(Dataset items)
<<<<
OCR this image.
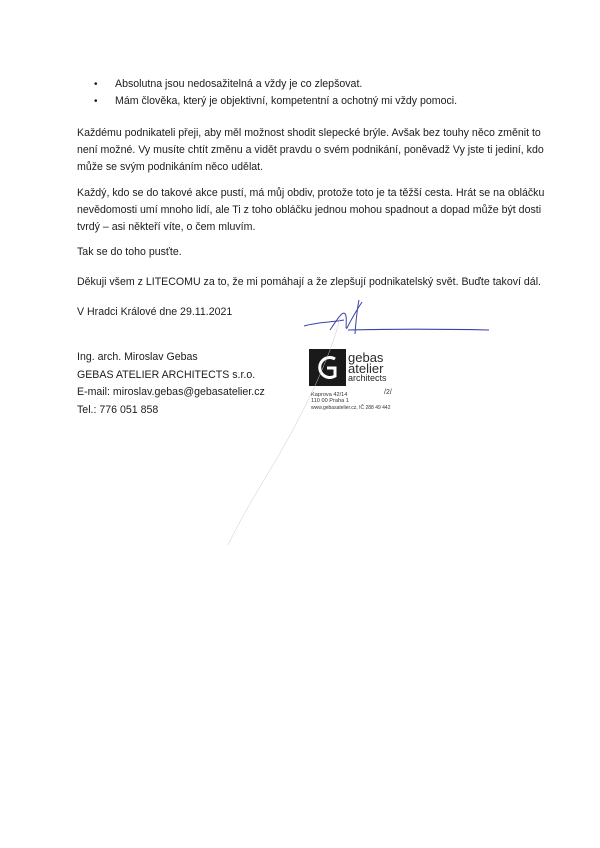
• Absolutna jsou nedosažitelná a vždy je co zlepšovat.
• Mám člověka, který je objektivní, kompetentní a ochotný mi vždy pomoci.
Každému podnikateli přeji, aby měl možnost shodit slepecké brýle. Avšak bez touhy něco změnit to
není možné. Vy musíte chtít změnu a vidět pravdu o svém podnikání, poněvadž Vy jste ti jediní, kdo
může se svým podnikáním něco udělat.
Každý, kdo se do takové akce pustí, má můj obdiv, protože toto je ta těžší cesta. Hrát se na obláčku
nevědomosti umí mnoho lidí, ale Ti z toho obláčku jednou mohou spadnout a dopad může být dosti
tvrdý – asi někteří víte, o čem mluvím.
Tak se do toho pusťte.
Děkuji všem z LITECOMU za to, že mi pomáhají a že zlepšují podnikatelský svět. Buďte takoví dál.
V Hradci Králové dne 29.11.2021
Ing. arch. Miroslav Gebas
GEBAS ATELIER ARCHITECTS s.r.o.
E-mail: miroslav.gebas@gebasatelier.cz
Tel.: 776 051 858
gebas
atelier
architects
Kaprova 42/14	/2/
110 00 Praha 1
www.gebasatelier.cz, IČ 288 49 442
>>>>
> [What the task requires]:
Show each line holding the word "může".

> [Task result]:
může se svým podnikáním něco udělat.
nevědomosti umí mnoho lidí, ale Ti z toho obláčku jednou mohou spadnout a dopad může být dosti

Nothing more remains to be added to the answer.